▶ [Stored data]:
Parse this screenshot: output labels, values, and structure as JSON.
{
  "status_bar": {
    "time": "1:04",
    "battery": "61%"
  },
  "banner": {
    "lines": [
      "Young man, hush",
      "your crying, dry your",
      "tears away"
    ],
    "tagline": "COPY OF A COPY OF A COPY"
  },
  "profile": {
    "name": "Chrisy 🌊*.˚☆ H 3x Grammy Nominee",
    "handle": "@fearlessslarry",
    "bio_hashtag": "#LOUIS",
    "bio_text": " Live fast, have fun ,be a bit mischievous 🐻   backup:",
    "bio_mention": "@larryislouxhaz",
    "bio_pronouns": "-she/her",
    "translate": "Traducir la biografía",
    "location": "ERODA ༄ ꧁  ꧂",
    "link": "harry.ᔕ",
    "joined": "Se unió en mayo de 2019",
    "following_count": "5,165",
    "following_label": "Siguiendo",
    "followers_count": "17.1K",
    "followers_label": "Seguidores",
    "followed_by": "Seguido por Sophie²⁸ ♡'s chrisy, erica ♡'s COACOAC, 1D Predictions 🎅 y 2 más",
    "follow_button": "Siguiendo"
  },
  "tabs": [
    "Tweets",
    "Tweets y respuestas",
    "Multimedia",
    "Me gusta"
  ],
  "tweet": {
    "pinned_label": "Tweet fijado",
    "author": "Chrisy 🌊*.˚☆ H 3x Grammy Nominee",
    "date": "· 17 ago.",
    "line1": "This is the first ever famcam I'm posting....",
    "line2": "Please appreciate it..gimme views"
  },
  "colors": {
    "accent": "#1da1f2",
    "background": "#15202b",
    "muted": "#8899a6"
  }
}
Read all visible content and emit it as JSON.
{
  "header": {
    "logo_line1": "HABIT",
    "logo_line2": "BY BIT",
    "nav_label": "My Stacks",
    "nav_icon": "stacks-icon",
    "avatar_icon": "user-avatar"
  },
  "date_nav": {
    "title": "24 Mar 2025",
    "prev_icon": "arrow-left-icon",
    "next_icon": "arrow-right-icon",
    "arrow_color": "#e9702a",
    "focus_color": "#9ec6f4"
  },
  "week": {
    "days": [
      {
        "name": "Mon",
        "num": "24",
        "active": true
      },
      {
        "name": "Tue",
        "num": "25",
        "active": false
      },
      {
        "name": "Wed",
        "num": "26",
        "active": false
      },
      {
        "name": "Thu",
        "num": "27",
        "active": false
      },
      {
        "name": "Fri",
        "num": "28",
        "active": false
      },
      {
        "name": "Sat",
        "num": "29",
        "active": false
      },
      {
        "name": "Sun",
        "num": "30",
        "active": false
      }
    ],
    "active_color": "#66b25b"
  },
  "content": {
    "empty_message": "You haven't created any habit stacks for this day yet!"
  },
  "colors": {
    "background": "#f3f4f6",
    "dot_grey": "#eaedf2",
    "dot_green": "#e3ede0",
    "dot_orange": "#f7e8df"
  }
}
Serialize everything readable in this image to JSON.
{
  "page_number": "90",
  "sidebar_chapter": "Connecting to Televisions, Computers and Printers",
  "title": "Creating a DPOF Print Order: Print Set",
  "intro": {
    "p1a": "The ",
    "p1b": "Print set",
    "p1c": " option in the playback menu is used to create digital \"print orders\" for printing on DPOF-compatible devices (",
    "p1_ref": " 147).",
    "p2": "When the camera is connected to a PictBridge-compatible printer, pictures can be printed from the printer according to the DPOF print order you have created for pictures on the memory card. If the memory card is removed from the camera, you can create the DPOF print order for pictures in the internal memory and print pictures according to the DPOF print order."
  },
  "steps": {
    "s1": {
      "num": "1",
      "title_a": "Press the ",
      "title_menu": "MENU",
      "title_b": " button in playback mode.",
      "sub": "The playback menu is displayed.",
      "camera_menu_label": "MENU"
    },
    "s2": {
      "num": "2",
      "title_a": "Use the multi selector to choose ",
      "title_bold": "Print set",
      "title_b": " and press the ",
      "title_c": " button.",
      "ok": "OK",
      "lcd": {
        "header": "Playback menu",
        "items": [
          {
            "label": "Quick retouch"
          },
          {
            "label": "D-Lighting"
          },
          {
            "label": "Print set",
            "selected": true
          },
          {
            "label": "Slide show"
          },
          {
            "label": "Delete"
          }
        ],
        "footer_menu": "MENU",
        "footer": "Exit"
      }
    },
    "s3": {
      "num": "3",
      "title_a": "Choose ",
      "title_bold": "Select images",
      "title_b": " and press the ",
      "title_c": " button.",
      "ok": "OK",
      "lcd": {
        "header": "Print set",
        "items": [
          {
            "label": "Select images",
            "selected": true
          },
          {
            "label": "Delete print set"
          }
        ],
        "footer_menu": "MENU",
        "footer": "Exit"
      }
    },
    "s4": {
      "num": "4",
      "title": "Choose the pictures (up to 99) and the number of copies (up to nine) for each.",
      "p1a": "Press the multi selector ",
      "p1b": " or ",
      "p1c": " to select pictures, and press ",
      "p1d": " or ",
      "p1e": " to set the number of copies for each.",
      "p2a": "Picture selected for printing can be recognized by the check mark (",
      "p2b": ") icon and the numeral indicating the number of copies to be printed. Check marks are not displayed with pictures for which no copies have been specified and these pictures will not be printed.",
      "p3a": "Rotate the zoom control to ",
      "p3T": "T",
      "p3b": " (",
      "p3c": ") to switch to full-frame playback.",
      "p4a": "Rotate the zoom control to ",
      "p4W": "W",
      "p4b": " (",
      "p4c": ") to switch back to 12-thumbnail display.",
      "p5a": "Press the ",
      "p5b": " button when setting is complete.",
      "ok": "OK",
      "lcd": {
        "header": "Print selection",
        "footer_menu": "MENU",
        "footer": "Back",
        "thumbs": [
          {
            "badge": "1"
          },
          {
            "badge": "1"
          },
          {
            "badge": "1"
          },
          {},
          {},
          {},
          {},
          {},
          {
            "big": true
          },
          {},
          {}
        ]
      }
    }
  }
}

▶ [Work instructions]: Identify each line of the material where the word "Rotate" shows up, and copy it.

▶ [Problem solution]:
      "p3a": "Rotate the zoom control to ",
      "p4a": "Rotate the zoom control to ",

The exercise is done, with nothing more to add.